● **TEKS BACAAN**
▼

[Bukan Review] Sang Guru & Secangkir Kopi
Kamis, Desember 22, 2011
Sebetulnya saya ingin mereview buku ini, namun buku yang dikirimkan oleh pihak Media Indonesia tidak sampai ke meja saya dikarenakan salah alamat. Dan ketika diskusi buku ini hendak berlangsung, saya mencoba mencari di toko buku, namun tidak tersedia. Akhirnya saya meminjam buku Uda Aldo yang ikut juga berdiskusi bersama dengan Mbak Truly.
Secara umum, penulis buku ini adalah catatan Andi, mantan mahasiswa Ong yang kemudia menjadi sahabat ngopi Ong di rumahnya. Kisah Andi yang mengunjungi Ong, dan berbicara berdua mengingatkan pada Kisah Mitch Albom yang selalu mengunjungi Morries setiap selasa. Pelajaran hidup banyak dipetik ketika berbicara berdua, apalagi dengan orang yang sudah banyak makan asam pahitnya bumbu dunia.
Berikut saya sajikan artikel yang dimuat di Media Indonesia September 2011. Saya setuju apa yang dikatakan Ong, bahwa salah satu kunci mengajar sejarah adalah bercerita. Betapa banyak hal yang kita ingat karena diceritakan alih-alih membaca apalagi menghafal. Bagi Anda yang menyukai sejarah yang bercerita, buku ini bisa Anda coba baca.
Judul: Sang Guru & Secangkir Kopi: Sejarawan Onghokham dan Dunia Baru Bernama Indonesia
Penulis: Andi Achdian
Edisi Pertama,
Tebal: 139 halaman
Penerbit: Kekal Press
Tahun: April 2011
ISBN: 9789791790529
--------------
Sebulan sekali, kami menyelenggarakan Obrolan Pembaca Media lndonesia (OPMI). Sabtu, 17 September 2011, membahas buku Sang Guru dan Secangkir Kopi karya Andy Ach-dian yang bertutur tentang pemikiran sejarawan Onghokham. Berikut ini petikan diskusi OPMI. (Dinny Mutiah)

▲

● **TUGAS LATIHAN**
• 1. Rangkum tulisan tentang buku Sang Guru & Secangkir Kopi dalam dua kalimat.
• 2. Kutip bagian tulisan tentang buku Sang Guru & Secangkir Kopi tanpa mengubah satu kata pun. Mulailah pada kata-kata "Secara umum, penulis" dan berhentilah setelah kata-kata "Anda coba baca.".

● **ENTRI YANG DIBERIKAN**
▼

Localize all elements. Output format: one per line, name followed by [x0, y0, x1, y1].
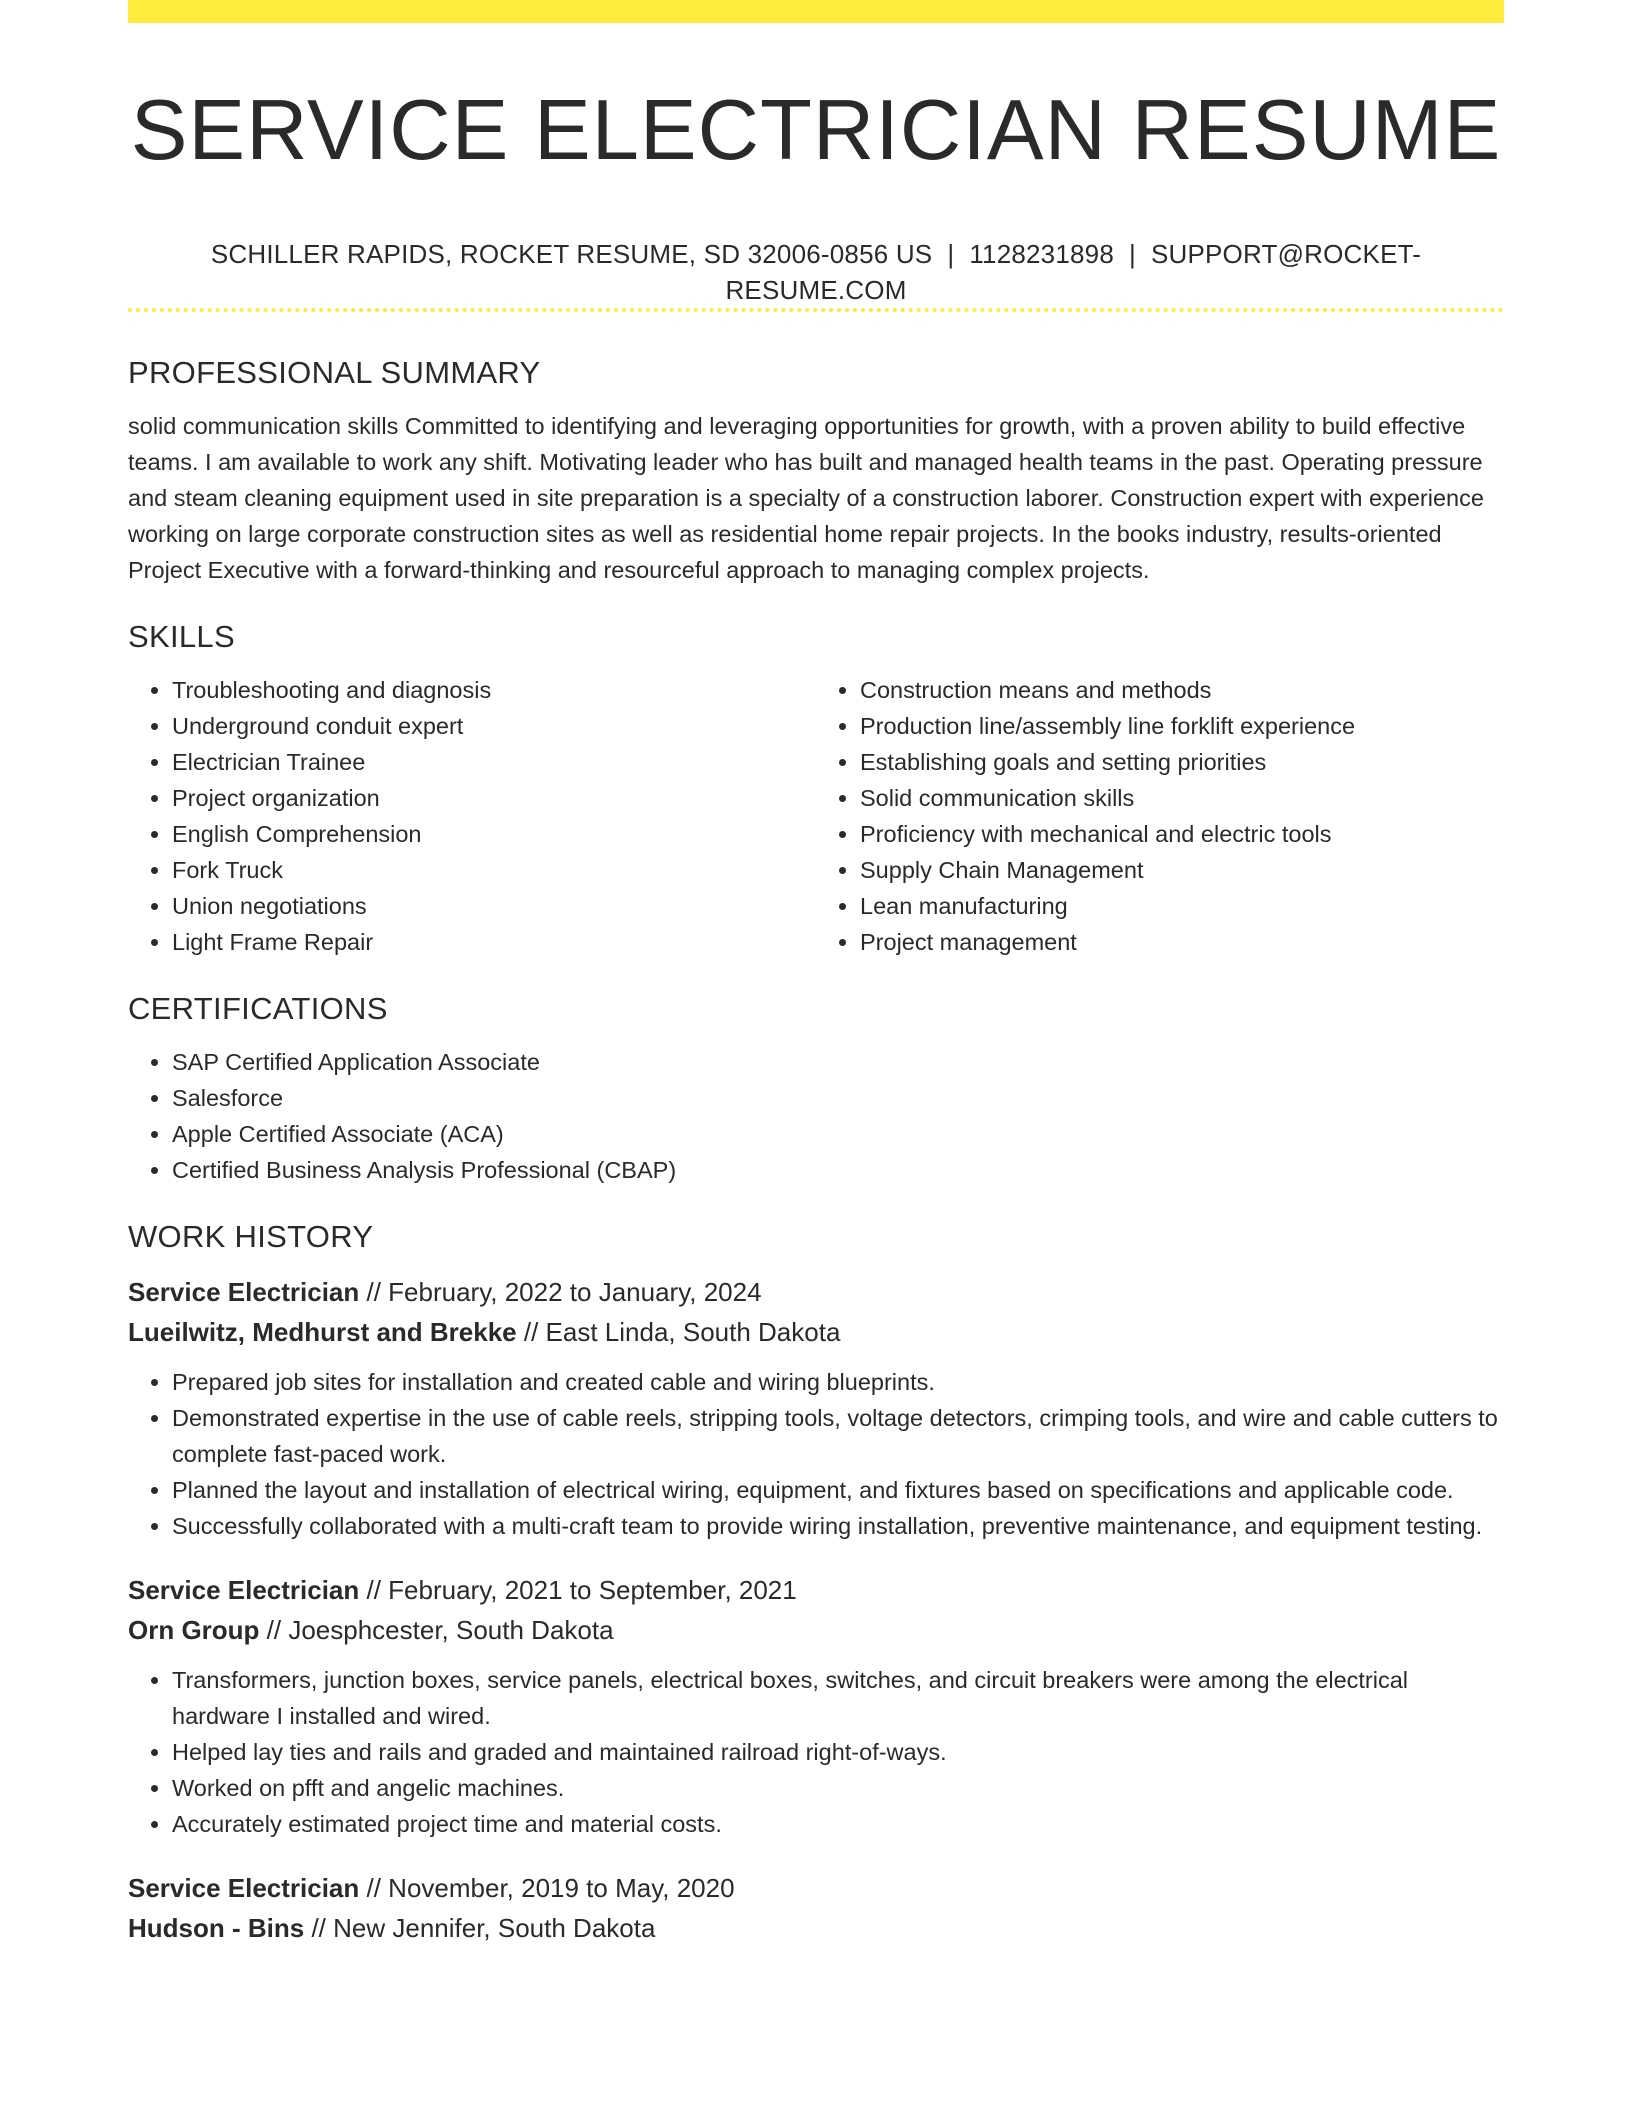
contact-separator: |: [947, 239, 955, 269]
job-bullets: [128, 1662, 1504, 1842]
job-title-line: [128, 1272, 1504, 1312]
list-item: • Electrician Trainee: [172, 744, 816, 780]
contact-phone: 1128231898: [969, 239, 1114, 269]
job-title: Service Electrician: [128, 1575, 360, 1605]
job-entry: [128, 1570, 1504, 1842]
job-bullets: [128, 1364, 1504, 1544]
job-location: // Joesphcester, South Dakota: [266, 1615, 614, 1645]
list-item: • Production line/assembly line forklift experience: [860, 708, 1504, 744]
list-item: • Prepared job sites for installation and created cable and wiring blueprints.: [172, 1364, 1504, 1400]
job-company: Lueilwitz, Medhurst and Brekke: [128, 1317, 517, 1347]
skills-columns: [128, 658, 1504, 960]
summary-heading: PROFESSIONAL SUMMARY: [128, 355, 541, 390]
list-item: • Project management: [860, 924, 1504, 960]
list-item: • Demonstrated expertise in the use of cable reels, stripping tools, voltage detectors, crimping tools, and wire and cable cutters to complete fast-paced work.: [172, 1400, 1504, 1472]
skills-heading: SKILLS: [128, 619, 235, 654]
list-item: • Project organization: [172, 780, 816, 816]
contact-line: [128, 236, 1504, 308]
contact-email: SUPPORT@ROCKET-RESUME.COM: [725, 239, 1422, 305]
contact-address: SCHILLER RAPIDS, ROCKET RESUME, SD 32006-0856 US: [210, 239, 933, 269]
job-dates: // February, 2022 to January, 2024: [366, 1277, 762, 1307]
skills-list-right: [816, 672, 1504, 960]
list-item: • Lean manufacturing: [860, 888, 1504, 924]
job-title: Service Electrician: [128, 1873, 360, 1903]
certifications-heading: CERTIFICATIONS: [128, 991, 388, 1026]
list-item: • Underground conduit expert: [172, 708, 816, 744]
summary-text: solid communication skills Committed to identifying and leveraging opportunities for growth, with a proven ability to build effective teams. I am available to work any shift. Motivating leader who has built and managed health teams in the past. Operating pressure and steam cleaning equipment used in site preparation is a specialty of a construction laborer. Construction expert with experience working on large corporate construction sites as well as residential home repair projects. In the books industry, results-oriented Project Executive with a forward-thinking and resourceful approach to managing complex projects.: [128, 413, 1484, 583]
list-item: • Salesforce: [172, 1080, 1504, 1116]
resume-content: [128, 352, 1504, 1948]
job-entry: [128, 1272, 1504, 1544]
job-entry: [128, 1868, 1504, 1948]
job-company-line: [128, 1312, 1504, 1352]
list-item: • English Comprehension: [172, 816, 816, 852]
list-item: • Supply Chain Management: [860, 852, 1504, 888]
list-item: • Transformers, junction boxes, service panels, electrical boxes, switches, and circuit breakers were among the electrical hardware I installed and wired.: [172, 1662, 1504, 1734]
job-dates: // November, 2019 to May, 2020: [366, 1873, 735, 1903]
list-item: • Planned the layout and installation of electrical wiring, equipment, and fixtures based on specifications and applicable code.: [172, 1472, 1504, 1508]
job-title-line: [128, 1570, 1504, 1610]
list-item: • Establishing goals and setting priorities: [860, 744, 1504, 780]
job-title: Service Electrician: [128, 1277, 360, 1307]
list-item: • Successfully collaborated with a multi-craft team to provide wiring installation, preventive maintenance, and equipment testing.: [172, 1508, 1504, 1544]
list-item: • Helped lay ties and rails and graded and maintained railroad right-of-ways.: [172, 1734, 1504, 1770]
list-item: • Accurately estimated project time and material costs.: [172, 1806, 1504, 1842]
job-location: // East Linda, South Dakota: [523, 1317, 841, 1347]
work-history-heading: WORK HISTORY: [128, 1219, 374, 1254]
list-item: • Troubleshooting and diagnosis: [172, 672, 816, 708]
list-item: • SAP Certified Application Associate: [172, 1044, 1504, 1080]
list-item: • Apple Certified Associate (ACA): [172, 1116, 1504, 1152]
job-company: Orn Group: [128, 1615, 260, 1645]
dotted-divider: [128, 308, 1504, 312]
list-item: • Solid communication skills: [860, 780, 1504, 816]
accent-bar: [128, 0, 1504, 23]
list-item: • Light Frame Repair: [172, 924, 816, 960]
list-item: • Union negotiations: [172, 888, 816, 924]
contact-separator: |: [1128, 239, 1136, 269]
list-item: • Certified Business Analysis Professional (CBAP): [172, 1152, 1504, 1188]
job-title-line: [128, 1868, 1504, 1908]
certifications-section: [128, 988, 1504, 1188]
skills-section: [128, 616, 1504, 960]
list-item: • Construction means and methods: [860, 672, 1504, 708]
job-location: // New Jennifer, South Dakota: [311, 1913, 656, 1943]
job-list: [128, 1272, 1504, 1948]
job-company-line: [128, 1908, 1504, 1948]
list-item: • Proficiency with mechanical and electric tools: [860, 816, 1504, 852]
skills-list-left: [128, 672, 816, 960]
list-item: • Fork Truck: [172, 852, 816, 888]
page-title: SERVICE ELECTRICIAN RESUME: [130, 83, 1502, 178]
list-item: • Worked on pfft and angelic machines.: [172, 1770, 1504, 1806]
job-dates: // February, 2021 to September, 2021: [366, 1575, 797, 1605]
summary-section: [128, 352, 1504, 588]
work-history-section: [128, 1216, 1504, 1948]
job-company-line: [128, 1610, 1504, 1650]
certifications-list: [128, 1044, 1504, 1188]
job-company: Hudson - Bins: [128, 1913, 305, 1943]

▲

● **JAWABAN TUGAS**
• 1. Penulis tulisan ini batal mereview buku Sang Guru & Secangkir Kopi karena buku kiriman Media Indonesia salah alamat dan buku itu juga tidak tersedia di toko buku, sehingga ia meminjam buku milik Uda Aldo. Buku ini berisi catatan Andi, mantan mahasiswa Ong yang kemudian menjadi sahabat ngopinya, dan penulis tulisan ini setuju dengan Ong bahwa bercerita adalah salah satu kunci mengajar sejarah.

• 2.
Secara umum, penulis buku ini adalah catatan Andi, mantan mahasiswa Ong yang kemudia menjadi sahabat ngopi Ong di rumahnya. Kisah Andi yang mengunjungi Ong, dan berbicara berdua mengingatkan pada Kisah Mitch Albom yang selalu mengunjungi Morries setiap selasa. Pelajaran hidup banyak dipetik ketika berbicara berdua, apalagi dengan orang yang sudah banyak makan asam pahitnya bumbu dunia.
Berikut saya sajikan artikel yang dimuat di Media Indonesia September 2011. Saya setuju apa yang dikatakan Ong, bahwa salah satu kunci mengajar sejarah adalah bercerita. Betapa banyak hal yang kita ingat karena diceritakan alih-alih membaca apalagi menghafal. Bagi Anda yang menyukai sejarah yang bercerita, buku ini bisa Anda coba baca.